__Task statement__. Go through the listing below and gather every line with the word "hajaputkiloinen".
══════════════════════════════
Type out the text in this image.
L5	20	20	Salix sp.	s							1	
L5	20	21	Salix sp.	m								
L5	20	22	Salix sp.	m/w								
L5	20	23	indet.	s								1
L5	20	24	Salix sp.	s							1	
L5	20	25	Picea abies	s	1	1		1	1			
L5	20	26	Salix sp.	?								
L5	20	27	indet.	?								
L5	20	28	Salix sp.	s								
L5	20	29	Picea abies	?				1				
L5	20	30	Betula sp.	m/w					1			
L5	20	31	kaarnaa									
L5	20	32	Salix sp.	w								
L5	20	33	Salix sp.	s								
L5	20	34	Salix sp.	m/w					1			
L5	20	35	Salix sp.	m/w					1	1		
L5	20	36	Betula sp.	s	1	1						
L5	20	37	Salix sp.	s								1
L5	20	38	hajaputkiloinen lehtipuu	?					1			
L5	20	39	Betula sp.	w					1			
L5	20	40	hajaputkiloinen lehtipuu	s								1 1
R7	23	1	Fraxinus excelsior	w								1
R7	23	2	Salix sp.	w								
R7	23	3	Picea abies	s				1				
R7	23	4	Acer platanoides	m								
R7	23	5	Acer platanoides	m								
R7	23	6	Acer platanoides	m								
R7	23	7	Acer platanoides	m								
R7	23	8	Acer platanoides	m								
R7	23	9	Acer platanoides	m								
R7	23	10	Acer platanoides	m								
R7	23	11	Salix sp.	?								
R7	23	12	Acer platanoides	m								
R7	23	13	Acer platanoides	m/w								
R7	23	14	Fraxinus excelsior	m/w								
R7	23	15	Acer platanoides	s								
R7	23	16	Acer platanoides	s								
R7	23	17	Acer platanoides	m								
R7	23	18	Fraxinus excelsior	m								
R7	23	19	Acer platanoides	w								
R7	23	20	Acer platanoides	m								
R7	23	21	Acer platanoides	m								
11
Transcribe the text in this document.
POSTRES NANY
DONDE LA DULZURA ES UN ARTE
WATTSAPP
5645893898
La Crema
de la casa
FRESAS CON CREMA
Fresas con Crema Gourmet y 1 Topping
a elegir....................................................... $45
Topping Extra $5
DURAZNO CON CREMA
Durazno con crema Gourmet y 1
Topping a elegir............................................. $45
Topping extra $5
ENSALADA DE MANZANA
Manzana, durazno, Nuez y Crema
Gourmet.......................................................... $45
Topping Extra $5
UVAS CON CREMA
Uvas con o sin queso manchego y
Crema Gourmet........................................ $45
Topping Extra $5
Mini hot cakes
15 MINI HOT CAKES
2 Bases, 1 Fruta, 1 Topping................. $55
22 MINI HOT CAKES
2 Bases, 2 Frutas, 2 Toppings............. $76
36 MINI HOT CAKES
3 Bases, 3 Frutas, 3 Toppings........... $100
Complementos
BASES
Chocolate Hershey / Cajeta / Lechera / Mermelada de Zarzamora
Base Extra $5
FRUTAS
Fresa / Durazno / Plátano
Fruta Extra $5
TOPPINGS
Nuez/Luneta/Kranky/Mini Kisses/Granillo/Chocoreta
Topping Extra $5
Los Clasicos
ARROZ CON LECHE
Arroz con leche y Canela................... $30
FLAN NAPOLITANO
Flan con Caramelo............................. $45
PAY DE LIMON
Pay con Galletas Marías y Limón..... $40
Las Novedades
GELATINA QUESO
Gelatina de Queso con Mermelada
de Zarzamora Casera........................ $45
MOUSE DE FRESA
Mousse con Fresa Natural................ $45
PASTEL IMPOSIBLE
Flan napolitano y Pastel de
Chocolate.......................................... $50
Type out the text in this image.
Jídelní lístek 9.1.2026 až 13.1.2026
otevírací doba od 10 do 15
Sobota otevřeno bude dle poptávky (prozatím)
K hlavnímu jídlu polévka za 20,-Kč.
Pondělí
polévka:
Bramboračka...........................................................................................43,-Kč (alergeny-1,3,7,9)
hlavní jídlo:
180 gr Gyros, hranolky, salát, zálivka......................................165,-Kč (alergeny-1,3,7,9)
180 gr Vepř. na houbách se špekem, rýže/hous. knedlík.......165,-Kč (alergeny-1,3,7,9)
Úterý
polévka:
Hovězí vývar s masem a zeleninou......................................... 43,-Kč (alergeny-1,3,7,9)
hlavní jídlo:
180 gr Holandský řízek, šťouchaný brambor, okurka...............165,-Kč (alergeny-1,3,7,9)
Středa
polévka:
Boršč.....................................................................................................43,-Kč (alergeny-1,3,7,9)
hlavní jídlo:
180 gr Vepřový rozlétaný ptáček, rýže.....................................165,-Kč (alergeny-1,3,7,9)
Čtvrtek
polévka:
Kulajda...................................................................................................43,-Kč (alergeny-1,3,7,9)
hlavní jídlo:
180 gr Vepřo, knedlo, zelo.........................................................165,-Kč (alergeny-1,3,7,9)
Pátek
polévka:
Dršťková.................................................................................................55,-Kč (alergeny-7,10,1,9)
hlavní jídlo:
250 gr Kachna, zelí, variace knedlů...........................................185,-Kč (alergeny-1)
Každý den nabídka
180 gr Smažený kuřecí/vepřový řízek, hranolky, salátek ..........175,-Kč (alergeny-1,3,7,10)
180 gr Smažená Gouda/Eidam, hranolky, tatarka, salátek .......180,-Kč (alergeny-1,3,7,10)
══════════════════════════════
__Written response__.
L5	20	38	hajaputkiloinen lehtipuu	?					1			
L5	20	40	hajaputkiloinen lehtipuu	s								1 1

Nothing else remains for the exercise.